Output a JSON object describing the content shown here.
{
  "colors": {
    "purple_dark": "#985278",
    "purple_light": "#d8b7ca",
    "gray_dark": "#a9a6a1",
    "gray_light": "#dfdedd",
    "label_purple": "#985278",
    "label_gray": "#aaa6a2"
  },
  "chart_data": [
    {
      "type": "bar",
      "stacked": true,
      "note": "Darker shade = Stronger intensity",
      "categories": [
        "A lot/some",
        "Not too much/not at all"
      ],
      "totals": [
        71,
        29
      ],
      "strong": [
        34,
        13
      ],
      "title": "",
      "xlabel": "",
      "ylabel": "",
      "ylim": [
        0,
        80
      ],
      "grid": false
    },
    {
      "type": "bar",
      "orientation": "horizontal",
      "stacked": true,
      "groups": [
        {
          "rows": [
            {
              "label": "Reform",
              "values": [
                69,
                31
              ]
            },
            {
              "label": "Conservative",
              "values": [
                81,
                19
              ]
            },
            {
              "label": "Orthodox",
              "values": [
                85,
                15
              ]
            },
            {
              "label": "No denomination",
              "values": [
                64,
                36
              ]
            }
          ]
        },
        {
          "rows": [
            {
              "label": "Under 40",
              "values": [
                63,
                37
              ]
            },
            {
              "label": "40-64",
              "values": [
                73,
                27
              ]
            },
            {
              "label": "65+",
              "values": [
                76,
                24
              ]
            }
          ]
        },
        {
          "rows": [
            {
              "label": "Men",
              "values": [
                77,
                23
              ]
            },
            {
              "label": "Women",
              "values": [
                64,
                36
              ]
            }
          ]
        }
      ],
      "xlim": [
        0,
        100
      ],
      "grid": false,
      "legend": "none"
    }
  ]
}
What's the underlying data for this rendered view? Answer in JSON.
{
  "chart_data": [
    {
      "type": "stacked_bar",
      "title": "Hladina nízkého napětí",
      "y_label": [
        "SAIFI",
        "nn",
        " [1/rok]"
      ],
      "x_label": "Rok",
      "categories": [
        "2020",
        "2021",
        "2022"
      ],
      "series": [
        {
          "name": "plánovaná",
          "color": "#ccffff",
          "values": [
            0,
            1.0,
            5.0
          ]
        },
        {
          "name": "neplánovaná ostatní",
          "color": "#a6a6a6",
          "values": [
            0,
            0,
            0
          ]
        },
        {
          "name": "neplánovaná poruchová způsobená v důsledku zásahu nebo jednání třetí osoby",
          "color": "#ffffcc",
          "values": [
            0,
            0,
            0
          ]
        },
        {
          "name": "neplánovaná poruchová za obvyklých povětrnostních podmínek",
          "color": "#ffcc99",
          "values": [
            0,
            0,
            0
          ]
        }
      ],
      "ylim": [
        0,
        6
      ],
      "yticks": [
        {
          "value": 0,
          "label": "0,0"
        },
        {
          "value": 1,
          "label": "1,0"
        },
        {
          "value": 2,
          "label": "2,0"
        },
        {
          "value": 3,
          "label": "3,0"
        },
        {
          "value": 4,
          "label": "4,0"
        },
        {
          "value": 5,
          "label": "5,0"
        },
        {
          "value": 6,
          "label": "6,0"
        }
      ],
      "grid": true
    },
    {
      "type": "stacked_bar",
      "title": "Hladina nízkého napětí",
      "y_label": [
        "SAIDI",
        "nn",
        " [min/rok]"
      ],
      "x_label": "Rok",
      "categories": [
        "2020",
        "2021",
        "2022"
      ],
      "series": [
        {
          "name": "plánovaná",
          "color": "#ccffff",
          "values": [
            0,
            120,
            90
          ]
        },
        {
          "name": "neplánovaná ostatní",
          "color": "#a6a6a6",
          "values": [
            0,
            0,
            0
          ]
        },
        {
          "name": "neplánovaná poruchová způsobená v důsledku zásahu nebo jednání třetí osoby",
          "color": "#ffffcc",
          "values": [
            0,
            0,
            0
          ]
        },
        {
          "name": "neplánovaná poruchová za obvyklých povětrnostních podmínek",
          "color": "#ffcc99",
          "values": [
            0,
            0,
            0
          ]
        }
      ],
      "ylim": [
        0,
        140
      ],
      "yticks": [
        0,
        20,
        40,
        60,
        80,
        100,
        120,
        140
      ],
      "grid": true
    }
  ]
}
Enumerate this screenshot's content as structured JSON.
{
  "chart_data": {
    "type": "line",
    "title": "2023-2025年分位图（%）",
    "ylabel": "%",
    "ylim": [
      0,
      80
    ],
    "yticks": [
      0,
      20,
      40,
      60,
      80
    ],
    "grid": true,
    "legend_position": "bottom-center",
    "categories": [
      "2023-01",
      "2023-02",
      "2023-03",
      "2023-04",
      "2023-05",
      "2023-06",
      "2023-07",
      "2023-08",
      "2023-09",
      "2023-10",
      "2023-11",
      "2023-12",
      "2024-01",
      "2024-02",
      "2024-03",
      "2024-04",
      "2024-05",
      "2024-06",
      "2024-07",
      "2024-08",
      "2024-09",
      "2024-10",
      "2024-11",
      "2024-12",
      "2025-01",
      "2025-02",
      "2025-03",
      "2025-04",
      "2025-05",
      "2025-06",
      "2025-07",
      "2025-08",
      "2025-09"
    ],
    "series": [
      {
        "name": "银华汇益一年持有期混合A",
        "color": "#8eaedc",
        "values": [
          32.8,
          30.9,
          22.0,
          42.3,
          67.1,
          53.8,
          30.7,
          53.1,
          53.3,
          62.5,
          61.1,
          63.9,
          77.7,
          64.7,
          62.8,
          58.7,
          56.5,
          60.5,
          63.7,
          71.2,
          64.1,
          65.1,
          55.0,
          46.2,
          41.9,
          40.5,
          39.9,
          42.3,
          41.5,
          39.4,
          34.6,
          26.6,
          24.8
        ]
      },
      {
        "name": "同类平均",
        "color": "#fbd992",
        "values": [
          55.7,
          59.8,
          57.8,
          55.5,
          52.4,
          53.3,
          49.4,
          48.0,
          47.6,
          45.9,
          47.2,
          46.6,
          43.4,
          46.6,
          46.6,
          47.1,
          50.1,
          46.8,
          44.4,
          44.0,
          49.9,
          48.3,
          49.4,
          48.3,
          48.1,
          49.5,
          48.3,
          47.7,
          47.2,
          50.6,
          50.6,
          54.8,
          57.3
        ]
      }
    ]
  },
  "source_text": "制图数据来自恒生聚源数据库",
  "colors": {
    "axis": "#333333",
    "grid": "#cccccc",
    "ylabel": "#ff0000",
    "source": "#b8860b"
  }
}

::::::

TASK DIRECTIONS: Check each line above for the word "title" and copy the ones that have it.

RESULT OF THE EXERCISE:
      "title": "",
      "title": "Hladina nízkého napětí",
      "title": "Hladina nízkého napětí",
    "title": "2023-2025年分位图（%）",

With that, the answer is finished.